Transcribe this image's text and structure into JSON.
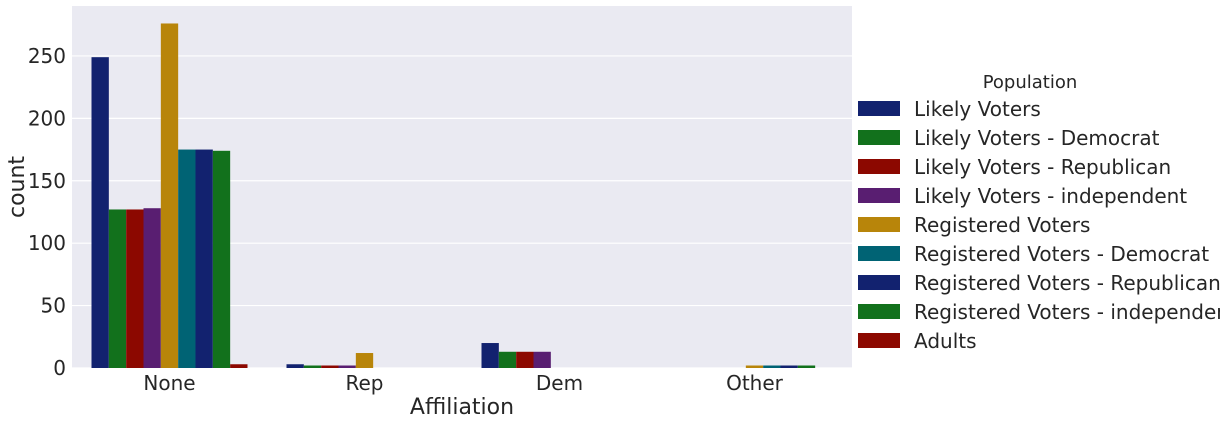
{
  "chart_data": {
    "type": "bar",
    "xlabel": "Affiliation",
    "ylabel": "count",
    "categories": [
      "None",
      "Rep",
      "Dem",
      "Other"
    ],
    "ylim": [
      0,
      290
    ],
    "yticks": [
      0,
      50,
      100,
      150,
      200,
      250
    ],
    "grid": true,
    "legend": {
      "title": "Population",
      "placement": "right"
    },
    "series": [
      {
        "name": "Likely Voters",
        "color": "#12226f",
        "values": [
          249,
          3,
          20,
          0
        ]
      },
      {
        "name": "Likely Voters - Democrat",
        "color": "#12711c",
        "values": [
          127,
          2,
          13,
          0
        ]
      },
      {
        "name": "Likely Voters - Republican",
        "color": "#8c0800",
        "values": [
          127,
          2,
          13,
          0
        ]
      },
      {
        "name": "Likely Voters - independent",
        "color": "#591e71",
        "values": [
          128,
          2,
          13,
          0
        ]
      },
      {
        "name": "Registered Voters",
        "color": "#b8850a",
        "values": [
          276,
          12,
          0,
          2
        ]
      },
      {
        "name": "Registered Voters - Democrat",
        "color": "#006374",
        "values": [
          175,
          0,
          0,
          2
        ]
      },
      {
        "name": "Registered Voters - Republican",
        "color": "#12226f",
        "values": [
          175,
          0,
          0,
          2
        ]
      },
      {
        "name": "Registered Voters - independent",
        "color": "#12711c",
        "values": [
          174,
          0,
          0,
          2
        ]
      },
      {
        "name": "Adults",
        "color": "#8c0800",
        "values": [
          3,
          0,
          0,
          0
        ]
      }
    ]
  }
}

Work instructions: Quote the records in their entirety, keeping the wording exact and excluding pictures.

Solved problem:
Transcribe this image's text and structure into JSON.
{
  "chart_data": {
    "type": "bar",
    "xlabel": "Affiliation",
    "ylabel": "count",
    "categories": [
      "None",
      "Rep",
      "Dem",
      "Other"
    ],
    "ylim": [
      0,
      290
    ],
    "yticks": [
      0,
      50,
      100,
      150,
      200,
      250
    ],
    "grid": true,
    "legend": {
      "title": "Population",
      "placement": "right"
    },
    "series": [
      {
        "name": "Likely Voters",
        "color": "#12226f",
        "values": [
          249,
          3,
          20,
          0
        ]
      },
      {
        "name": "Likely Voters - Democrat",
        "color": "#12711c",
        "values": [
          127,
          2,
          13,
          0
        ]
      },
      {
        "name": "Likely Voters - Republican",
        "color": "#8c0800",
        "values": [
          127,
          2,
          13,
          0
        ]
      },
      {
        "name": "Likely Voters - independent",
        "color": "#591e71",
        "values": [
          128,
          2,
          13,
          0
        ]
      },
      {
        "name": "Registered Voters",
        "color": "#b8850a",
        "values": [
          276,
          12,
          0,
          2
        ]
      },
      {
        "name": "Registered Voters - Democrat",
        "color": "#006374",
        "values": [
          175,
          0,
          0,
          2
        ]
      },
      {
        "name": "Registered Voters - Republican",
        "color": "#12226f",
        "values": [
          175,
          0,
          0,
          2
        ]
      },
      {
        "name": "Registered Voters - independent",
        "color": "#12711c",
        "values": [
          174,
          0,
          0,
          2
        ]
      },
      {
        "name": "Adults",
        "color": "#8c0800",
        "values": [
          3,
          0,
          0,
          0
        ]
      }
    ]
  }
}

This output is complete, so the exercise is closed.